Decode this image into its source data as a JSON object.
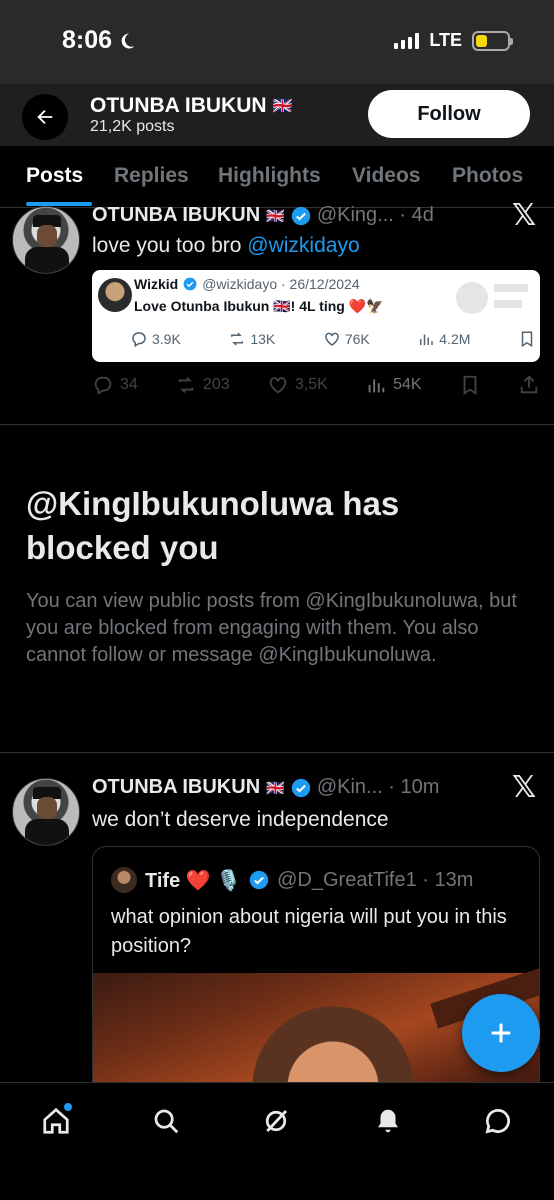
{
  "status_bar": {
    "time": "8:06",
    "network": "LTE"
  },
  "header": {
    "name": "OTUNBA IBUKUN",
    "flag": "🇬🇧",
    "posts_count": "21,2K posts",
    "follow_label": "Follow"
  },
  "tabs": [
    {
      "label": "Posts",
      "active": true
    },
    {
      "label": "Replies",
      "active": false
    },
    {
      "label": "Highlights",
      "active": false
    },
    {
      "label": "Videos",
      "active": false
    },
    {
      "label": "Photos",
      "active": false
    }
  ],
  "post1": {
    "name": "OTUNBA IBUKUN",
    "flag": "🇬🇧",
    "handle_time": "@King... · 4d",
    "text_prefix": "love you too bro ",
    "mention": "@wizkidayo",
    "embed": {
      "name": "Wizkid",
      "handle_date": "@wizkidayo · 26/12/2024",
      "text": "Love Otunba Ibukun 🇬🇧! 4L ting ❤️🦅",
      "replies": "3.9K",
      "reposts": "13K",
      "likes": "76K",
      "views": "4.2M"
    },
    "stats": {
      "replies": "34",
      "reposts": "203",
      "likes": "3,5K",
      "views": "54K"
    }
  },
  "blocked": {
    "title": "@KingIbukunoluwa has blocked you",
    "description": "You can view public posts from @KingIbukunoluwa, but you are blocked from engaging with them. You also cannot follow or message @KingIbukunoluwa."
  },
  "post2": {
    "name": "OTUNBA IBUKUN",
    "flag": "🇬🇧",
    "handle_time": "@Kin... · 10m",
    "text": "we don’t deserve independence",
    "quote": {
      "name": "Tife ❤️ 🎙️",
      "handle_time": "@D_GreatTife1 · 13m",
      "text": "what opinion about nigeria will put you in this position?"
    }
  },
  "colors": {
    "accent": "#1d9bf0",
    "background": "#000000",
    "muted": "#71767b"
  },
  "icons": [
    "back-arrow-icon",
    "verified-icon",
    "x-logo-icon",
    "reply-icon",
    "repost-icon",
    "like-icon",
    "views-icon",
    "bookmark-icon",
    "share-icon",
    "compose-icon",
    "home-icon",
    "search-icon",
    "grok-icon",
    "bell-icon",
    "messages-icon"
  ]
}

-------

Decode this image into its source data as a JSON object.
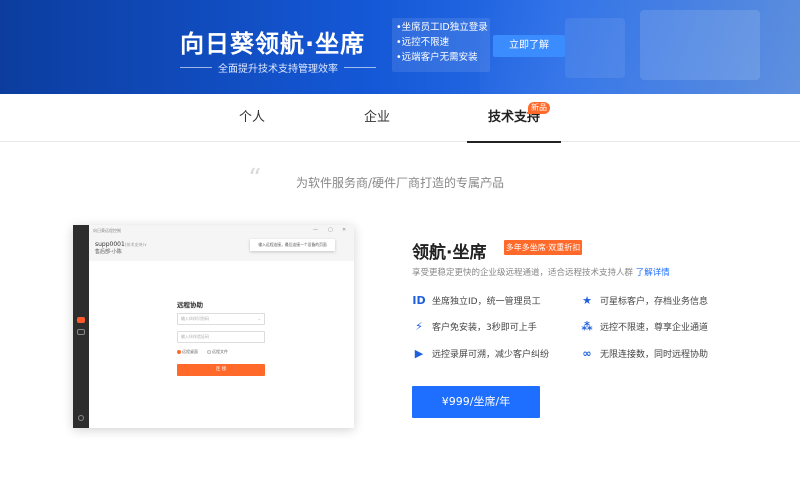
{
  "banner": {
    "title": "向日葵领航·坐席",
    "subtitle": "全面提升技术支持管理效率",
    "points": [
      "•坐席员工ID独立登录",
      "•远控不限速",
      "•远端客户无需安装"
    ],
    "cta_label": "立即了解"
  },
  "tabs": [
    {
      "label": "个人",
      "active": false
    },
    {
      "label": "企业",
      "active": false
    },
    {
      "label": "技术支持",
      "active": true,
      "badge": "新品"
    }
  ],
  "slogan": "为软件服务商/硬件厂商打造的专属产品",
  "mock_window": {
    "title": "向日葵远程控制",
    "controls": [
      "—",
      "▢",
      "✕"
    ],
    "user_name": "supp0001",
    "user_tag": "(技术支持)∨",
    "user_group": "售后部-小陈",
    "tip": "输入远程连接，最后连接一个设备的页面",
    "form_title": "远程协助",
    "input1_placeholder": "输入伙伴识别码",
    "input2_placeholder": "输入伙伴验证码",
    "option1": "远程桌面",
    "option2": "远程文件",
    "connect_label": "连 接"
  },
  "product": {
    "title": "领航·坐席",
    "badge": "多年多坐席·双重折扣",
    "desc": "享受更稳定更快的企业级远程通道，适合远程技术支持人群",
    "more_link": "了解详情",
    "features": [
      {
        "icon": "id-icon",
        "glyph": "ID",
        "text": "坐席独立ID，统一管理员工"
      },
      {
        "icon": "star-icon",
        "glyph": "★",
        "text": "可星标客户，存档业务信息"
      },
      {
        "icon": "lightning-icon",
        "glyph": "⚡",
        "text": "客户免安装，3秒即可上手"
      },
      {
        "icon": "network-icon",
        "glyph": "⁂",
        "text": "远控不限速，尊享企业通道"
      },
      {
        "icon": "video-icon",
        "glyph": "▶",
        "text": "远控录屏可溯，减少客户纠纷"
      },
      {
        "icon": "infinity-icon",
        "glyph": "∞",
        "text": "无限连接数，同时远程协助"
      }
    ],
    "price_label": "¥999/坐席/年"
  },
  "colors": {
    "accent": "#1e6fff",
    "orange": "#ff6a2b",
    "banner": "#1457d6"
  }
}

-------

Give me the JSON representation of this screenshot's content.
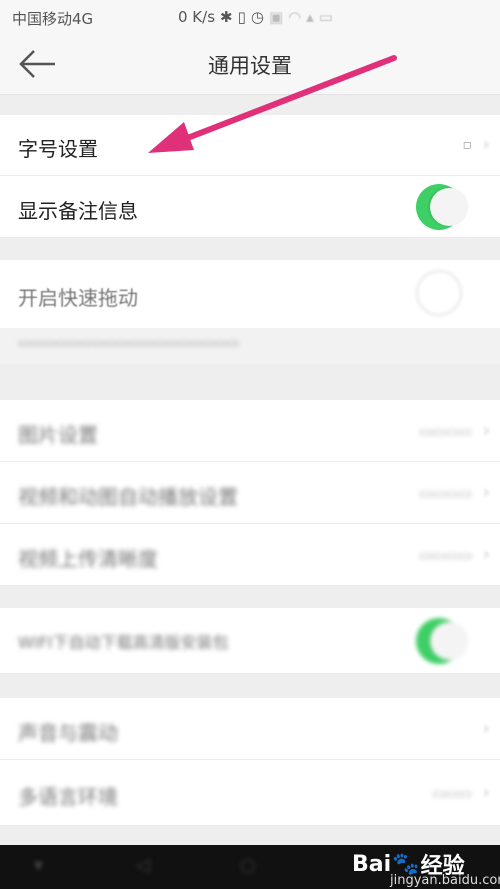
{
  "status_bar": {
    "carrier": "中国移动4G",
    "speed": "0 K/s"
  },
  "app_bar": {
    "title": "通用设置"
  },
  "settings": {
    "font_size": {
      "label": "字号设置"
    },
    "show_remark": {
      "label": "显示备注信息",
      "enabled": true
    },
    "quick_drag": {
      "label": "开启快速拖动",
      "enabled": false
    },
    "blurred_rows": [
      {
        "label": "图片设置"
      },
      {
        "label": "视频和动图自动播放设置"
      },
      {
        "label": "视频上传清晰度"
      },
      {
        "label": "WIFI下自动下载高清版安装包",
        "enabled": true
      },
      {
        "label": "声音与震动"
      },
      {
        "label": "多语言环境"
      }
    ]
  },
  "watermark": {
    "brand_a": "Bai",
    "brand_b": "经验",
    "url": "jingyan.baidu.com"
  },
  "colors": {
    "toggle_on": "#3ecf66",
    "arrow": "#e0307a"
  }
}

-------

- [GIVEN EXERCISE]: Return every line containing "glyph".

- [FINAL ANSWER]:
        "glyph": "ID",
        "glyph": "★",
        "glyph": "⚡",
        "glyph": "⁂",
        "glyph": "▶",
        "glyph": "∞",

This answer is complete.